- **STORED ROWS**:

'''

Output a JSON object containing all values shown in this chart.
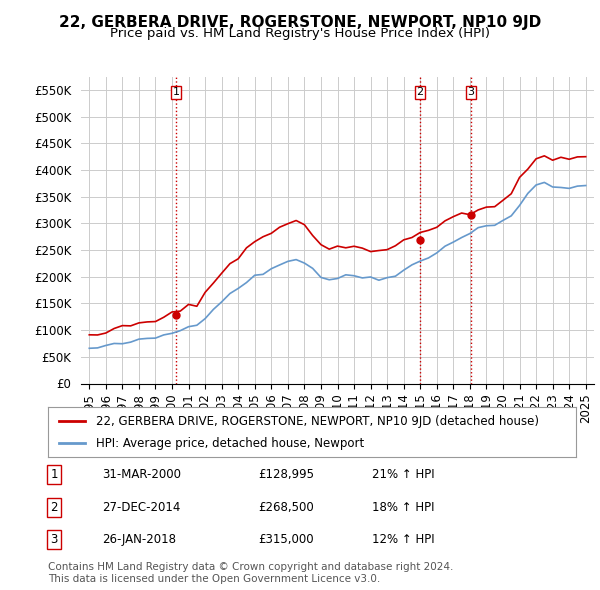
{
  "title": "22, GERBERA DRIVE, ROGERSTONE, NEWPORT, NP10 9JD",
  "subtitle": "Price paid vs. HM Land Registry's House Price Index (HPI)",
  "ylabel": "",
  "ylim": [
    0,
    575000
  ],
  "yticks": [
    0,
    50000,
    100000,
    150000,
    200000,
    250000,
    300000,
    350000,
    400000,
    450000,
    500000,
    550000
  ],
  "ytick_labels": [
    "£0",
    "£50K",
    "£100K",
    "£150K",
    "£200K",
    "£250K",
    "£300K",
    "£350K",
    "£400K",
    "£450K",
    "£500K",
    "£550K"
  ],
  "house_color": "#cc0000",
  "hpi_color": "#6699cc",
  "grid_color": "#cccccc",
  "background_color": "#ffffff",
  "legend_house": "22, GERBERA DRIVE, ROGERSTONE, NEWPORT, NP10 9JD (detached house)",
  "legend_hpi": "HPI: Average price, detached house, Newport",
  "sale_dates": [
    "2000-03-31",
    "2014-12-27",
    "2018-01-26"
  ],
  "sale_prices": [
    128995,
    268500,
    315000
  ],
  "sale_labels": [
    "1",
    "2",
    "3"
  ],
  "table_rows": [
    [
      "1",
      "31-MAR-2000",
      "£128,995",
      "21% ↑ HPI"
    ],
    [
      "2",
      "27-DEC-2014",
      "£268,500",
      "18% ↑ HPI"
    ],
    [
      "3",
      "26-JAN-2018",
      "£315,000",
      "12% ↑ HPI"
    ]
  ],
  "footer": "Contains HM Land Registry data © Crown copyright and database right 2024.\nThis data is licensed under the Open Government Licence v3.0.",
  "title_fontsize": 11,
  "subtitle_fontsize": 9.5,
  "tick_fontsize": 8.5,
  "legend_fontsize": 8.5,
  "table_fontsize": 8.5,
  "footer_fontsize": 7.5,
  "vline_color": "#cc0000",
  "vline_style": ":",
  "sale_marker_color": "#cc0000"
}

'''
'''

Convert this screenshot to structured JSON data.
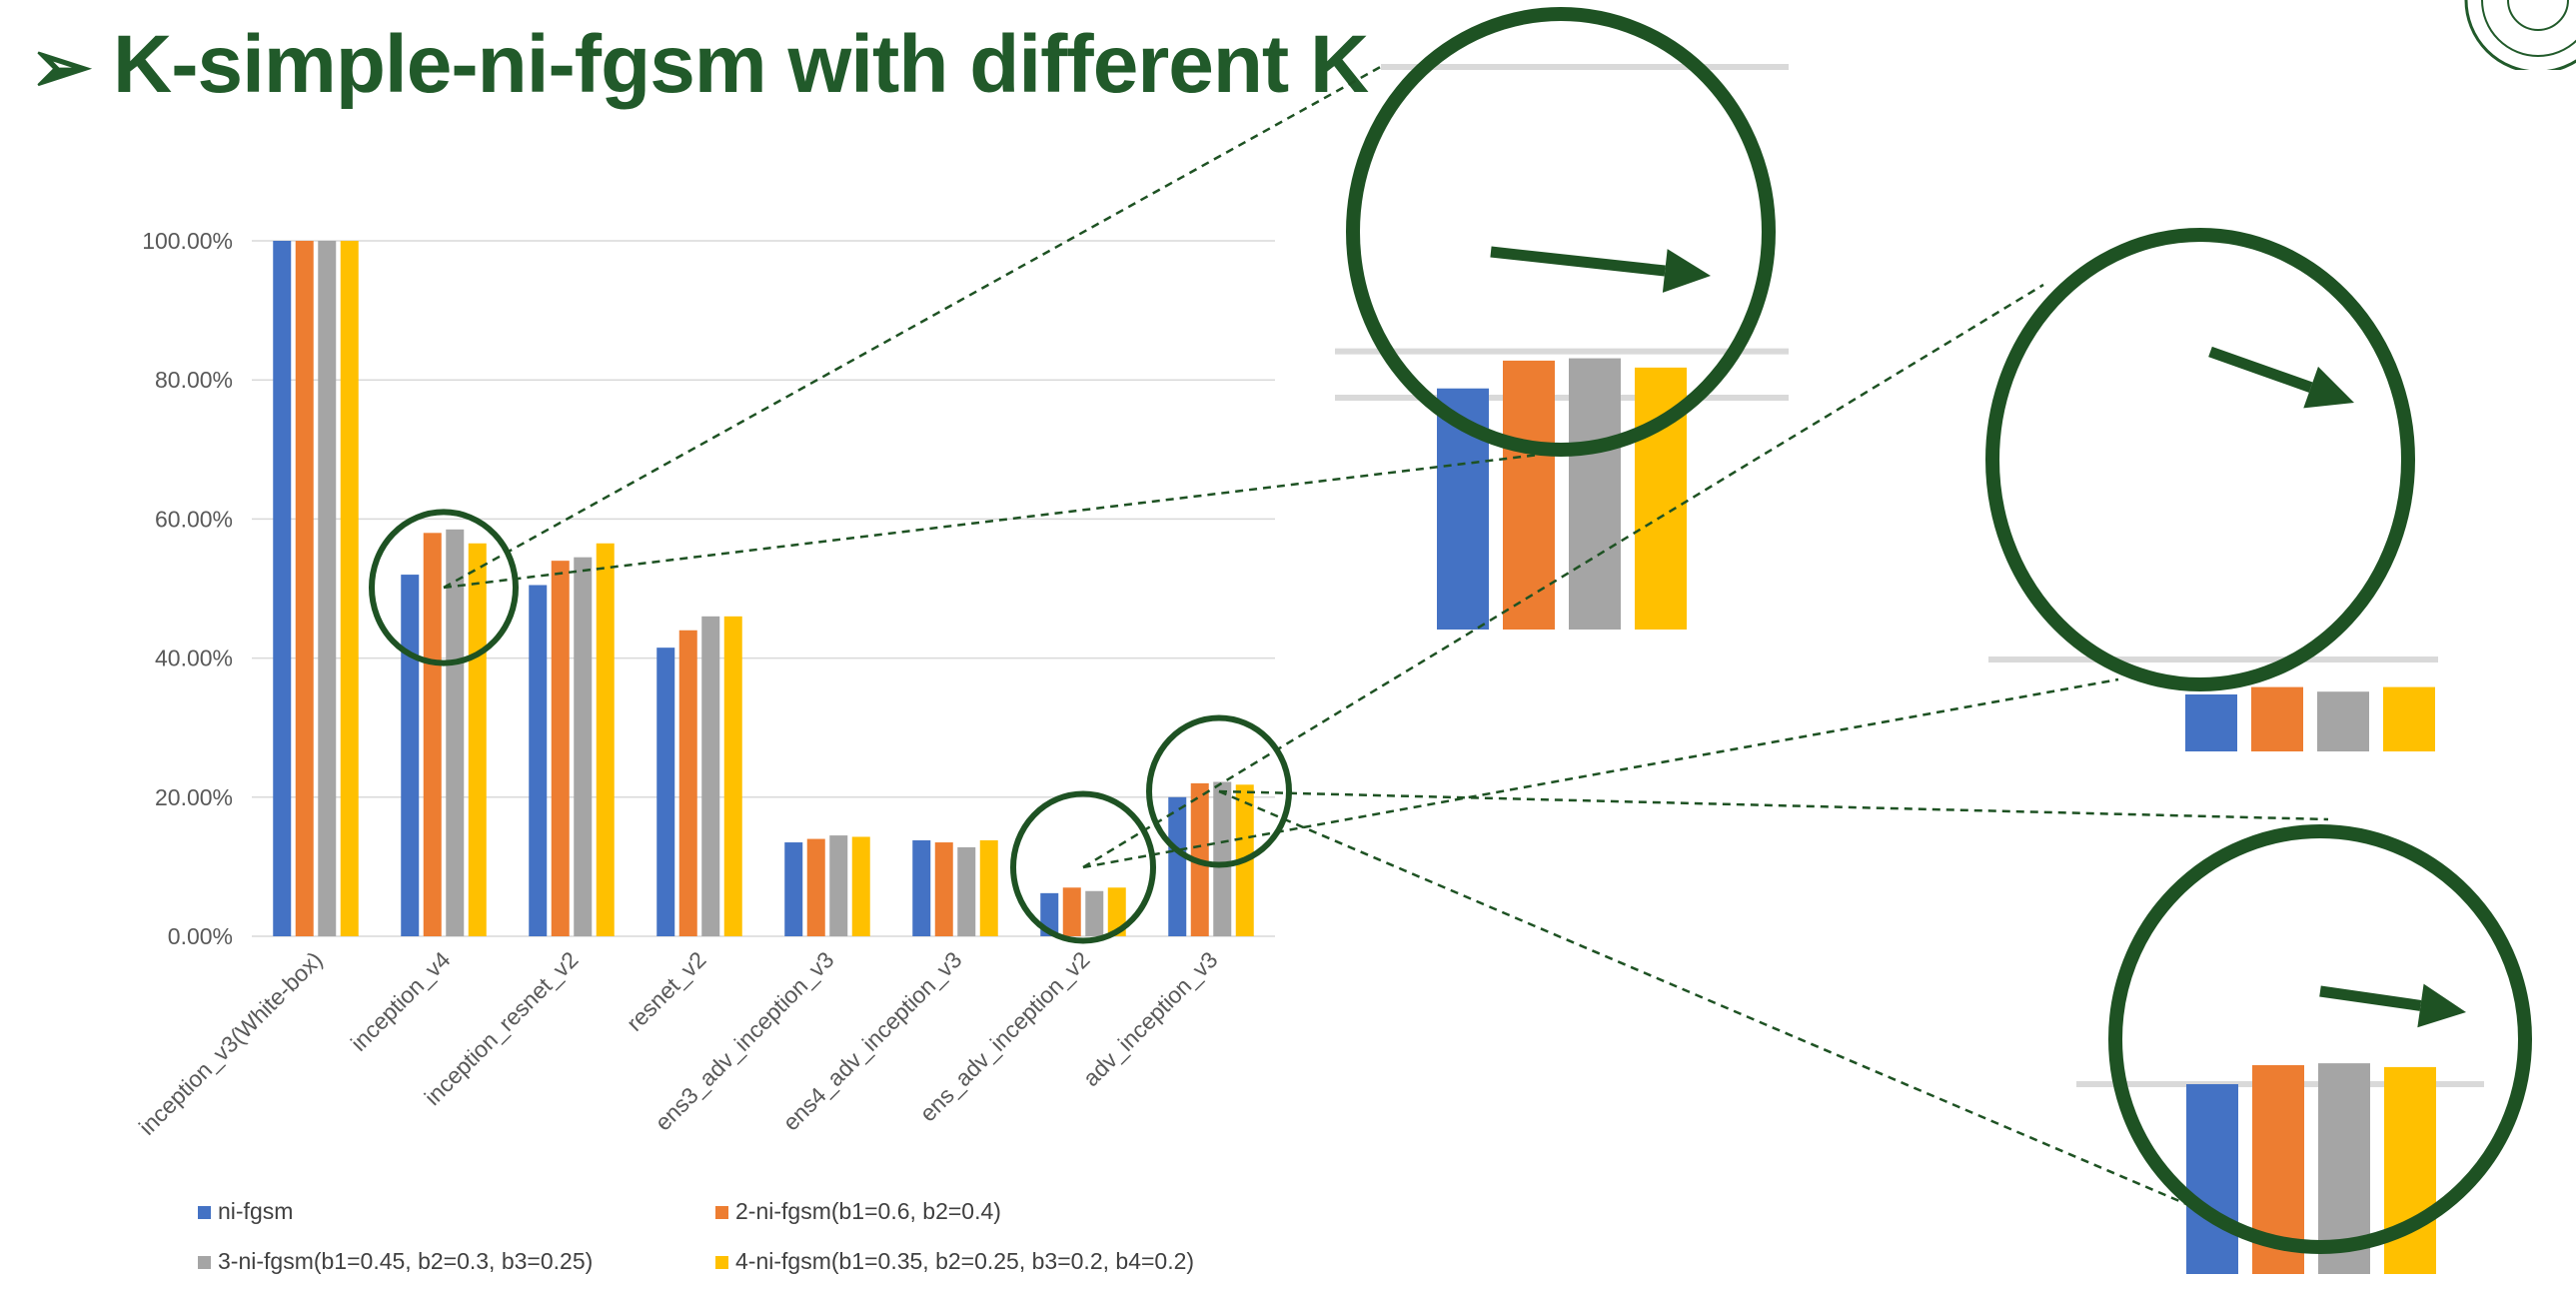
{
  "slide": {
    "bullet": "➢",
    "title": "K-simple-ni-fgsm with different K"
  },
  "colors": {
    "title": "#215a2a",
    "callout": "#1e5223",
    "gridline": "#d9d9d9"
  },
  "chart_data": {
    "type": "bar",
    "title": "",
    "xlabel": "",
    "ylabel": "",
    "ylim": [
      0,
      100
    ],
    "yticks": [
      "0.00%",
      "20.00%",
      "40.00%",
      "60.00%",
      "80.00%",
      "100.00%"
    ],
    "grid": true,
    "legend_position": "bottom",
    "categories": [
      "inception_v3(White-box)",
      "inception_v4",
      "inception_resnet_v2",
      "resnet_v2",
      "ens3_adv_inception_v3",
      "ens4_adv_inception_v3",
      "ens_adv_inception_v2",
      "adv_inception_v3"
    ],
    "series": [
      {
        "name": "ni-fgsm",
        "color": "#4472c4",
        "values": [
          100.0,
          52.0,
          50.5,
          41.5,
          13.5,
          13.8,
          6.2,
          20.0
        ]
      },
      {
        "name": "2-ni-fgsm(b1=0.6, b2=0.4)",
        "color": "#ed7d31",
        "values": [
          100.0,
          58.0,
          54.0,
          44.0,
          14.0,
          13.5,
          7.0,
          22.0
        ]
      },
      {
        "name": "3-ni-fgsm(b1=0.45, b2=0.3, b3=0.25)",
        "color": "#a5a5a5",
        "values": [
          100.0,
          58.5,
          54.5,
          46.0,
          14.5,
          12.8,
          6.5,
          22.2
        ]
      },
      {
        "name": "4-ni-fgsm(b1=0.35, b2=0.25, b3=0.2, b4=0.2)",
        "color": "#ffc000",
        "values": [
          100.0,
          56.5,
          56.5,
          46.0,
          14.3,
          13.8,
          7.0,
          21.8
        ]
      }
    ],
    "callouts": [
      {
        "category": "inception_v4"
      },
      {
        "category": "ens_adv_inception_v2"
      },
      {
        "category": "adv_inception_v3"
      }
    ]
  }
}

'''
'''

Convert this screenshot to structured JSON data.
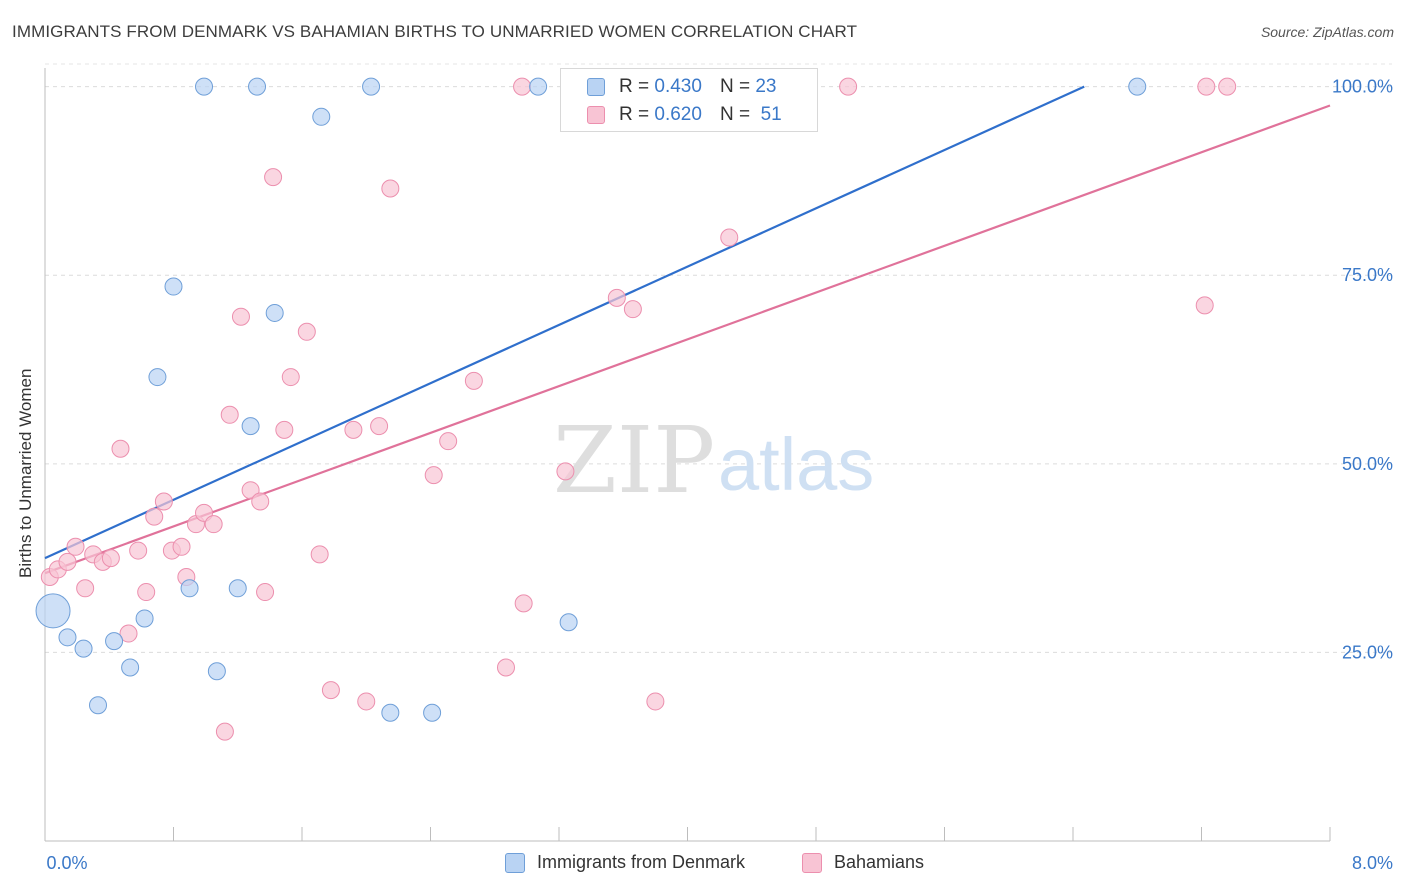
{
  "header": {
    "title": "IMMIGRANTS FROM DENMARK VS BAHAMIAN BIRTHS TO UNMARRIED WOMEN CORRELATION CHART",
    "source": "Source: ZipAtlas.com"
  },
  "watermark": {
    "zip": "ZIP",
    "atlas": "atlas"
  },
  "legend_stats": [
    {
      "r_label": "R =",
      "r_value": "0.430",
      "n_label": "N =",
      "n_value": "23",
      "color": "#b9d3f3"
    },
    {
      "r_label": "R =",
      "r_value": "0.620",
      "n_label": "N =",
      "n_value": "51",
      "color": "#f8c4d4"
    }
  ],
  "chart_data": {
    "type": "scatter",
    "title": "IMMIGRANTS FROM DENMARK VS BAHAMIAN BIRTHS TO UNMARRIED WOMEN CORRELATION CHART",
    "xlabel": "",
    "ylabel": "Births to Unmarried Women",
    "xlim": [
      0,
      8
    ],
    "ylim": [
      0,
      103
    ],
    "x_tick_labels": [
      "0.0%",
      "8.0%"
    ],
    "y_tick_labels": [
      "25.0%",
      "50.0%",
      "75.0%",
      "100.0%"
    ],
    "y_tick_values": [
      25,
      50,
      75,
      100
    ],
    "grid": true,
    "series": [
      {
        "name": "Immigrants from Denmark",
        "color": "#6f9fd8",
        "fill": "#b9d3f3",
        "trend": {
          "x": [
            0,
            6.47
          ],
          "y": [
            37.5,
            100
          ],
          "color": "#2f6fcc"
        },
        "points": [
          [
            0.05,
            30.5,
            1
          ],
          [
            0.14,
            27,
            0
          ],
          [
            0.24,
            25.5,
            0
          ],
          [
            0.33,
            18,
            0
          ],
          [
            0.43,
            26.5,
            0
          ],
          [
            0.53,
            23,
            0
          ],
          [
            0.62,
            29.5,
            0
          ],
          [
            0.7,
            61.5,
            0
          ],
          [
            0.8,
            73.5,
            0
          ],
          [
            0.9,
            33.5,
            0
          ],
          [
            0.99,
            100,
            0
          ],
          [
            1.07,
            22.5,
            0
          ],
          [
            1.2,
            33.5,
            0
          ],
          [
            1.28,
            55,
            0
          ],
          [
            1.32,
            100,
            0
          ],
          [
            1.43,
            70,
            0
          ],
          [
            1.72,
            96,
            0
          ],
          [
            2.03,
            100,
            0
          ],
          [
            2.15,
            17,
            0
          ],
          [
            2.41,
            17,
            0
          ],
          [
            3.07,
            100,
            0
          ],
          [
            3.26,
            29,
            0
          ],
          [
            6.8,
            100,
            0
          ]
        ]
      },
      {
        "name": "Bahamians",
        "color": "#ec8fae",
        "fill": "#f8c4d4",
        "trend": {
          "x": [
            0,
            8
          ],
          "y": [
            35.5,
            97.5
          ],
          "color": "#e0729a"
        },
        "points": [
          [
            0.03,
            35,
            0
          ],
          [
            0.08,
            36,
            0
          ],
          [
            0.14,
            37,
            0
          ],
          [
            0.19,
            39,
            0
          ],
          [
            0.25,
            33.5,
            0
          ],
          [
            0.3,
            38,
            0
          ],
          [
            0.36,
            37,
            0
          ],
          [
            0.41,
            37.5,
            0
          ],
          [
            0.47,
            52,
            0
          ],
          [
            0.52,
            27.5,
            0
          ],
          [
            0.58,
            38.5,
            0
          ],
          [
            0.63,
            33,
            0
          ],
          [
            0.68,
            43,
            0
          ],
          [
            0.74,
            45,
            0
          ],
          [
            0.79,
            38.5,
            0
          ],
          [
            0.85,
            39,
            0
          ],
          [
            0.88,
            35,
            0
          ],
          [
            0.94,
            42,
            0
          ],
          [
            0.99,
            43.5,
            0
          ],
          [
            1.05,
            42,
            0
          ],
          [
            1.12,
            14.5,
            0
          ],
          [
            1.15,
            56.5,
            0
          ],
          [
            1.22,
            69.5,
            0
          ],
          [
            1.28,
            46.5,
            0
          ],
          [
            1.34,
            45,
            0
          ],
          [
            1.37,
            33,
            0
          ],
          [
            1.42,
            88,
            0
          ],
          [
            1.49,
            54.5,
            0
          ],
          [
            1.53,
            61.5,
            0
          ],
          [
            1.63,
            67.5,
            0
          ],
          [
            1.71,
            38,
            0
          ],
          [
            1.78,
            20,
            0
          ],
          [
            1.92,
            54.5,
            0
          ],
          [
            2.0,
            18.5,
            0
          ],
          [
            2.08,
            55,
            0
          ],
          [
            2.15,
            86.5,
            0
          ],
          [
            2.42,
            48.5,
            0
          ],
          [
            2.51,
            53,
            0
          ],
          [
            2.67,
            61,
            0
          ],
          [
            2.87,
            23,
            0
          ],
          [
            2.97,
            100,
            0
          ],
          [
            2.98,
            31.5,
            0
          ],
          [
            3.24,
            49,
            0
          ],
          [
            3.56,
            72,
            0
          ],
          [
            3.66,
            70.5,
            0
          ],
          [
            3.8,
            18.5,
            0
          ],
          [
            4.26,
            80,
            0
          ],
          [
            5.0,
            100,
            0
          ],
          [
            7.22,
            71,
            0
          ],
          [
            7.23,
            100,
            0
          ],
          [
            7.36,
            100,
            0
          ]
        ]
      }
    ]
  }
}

'''

- **TASK**:
Gather each line of the records holding the string "Registry".

- **CORRECT RESULT**:
  "subtitle": "Price paid vs. HM Land Registry's House Price Index (HPI)",
  "footer": "Contains HM Land Registry data © Crown copyright and database right 2024.\nThis data is licensed under the Open Government Licence v3.0.",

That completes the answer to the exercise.